**Written exercise:**
Look through the material and copy each line holding "arrow".

**Data to process:**
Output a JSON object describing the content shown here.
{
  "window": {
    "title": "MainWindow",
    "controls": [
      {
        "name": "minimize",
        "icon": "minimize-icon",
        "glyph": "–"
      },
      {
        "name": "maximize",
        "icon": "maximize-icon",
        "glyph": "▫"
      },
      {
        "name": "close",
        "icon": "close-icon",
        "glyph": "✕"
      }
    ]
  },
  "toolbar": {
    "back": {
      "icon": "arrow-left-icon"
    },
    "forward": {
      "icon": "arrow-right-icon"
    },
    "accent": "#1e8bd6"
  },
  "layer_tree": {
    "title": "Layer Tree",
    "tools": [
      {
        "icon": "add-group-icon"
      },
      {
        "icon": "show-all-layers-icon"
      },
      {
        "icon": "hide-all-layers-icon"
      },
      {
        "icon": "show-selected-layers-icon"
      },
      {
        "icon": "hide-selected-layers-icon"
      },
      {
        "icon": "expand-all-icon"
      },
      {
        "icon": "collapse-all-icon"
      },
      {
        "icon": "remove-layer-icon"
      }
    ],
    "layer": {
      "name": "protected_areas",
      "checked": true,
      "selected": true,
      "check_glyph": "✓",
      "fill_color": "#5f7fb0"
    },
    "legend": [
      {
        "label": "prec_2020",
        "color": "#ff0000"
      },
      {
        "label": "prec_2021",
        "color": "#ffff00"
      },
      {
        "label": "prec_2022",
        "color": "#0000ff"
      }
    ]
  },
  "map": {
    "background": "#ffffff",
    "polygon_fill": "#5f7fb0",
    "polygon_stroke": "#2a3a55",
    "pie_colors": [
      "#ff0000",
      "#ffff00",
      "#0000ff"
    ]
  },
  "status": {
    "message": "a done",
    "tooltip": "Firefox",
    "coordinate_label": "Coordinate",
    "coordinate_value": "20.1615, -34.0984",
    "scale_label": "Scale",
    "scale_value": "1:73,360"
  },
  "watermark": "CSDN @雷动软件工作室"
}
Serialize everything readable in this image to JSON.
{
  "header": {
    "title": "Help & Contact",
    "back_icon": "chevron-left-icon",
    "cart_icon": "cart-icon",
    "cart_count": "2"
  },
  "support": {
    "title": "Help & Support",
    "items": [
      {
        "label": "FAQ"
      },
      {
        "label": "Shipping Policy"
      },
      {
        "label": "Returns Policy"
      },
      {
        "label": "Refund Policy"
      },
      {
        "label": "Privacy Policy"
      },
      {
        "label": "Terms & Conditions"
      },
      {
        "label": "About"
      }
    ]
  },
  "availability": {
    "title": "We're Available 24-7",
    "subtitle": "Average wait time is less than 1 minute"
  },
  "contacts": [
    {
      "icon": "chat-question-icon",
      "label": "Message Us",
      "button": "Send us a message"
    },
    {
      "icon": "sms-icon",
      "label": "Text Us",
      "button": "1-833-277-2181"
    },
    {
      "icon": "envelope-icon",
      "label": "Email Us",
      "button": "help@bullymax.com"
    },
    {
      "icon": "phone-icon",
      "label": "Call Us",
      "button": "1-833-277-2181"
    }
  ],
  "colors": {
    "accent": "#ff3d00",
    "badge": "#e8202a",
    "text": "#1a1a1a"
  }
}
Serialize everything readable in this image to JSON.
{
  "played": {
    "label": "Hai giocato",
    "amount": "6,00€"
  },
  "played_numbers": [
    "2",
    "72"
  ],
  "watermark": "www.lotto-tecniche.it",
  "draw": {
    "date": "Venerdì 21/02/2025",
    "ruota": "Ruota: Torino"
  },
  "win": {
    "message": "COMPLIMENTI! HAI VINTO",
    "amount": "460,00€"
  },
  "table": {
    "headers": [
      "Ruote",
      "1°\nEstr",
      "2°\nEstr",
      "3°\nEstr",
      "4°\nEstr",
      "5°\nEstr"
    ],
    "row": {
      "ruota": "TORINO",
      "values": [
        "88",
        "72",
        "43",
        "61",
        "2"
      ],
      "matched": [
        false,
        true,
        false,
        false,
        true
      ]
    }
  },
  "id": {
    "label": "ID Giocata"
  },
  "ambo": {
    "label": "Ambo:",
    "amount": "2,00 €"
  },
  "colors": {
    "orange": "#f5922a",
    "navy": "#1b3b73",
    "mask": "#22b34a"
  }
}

**Task output:**
      "icon": "arrow-left-icon"
      "icon": "arrow-right-icon"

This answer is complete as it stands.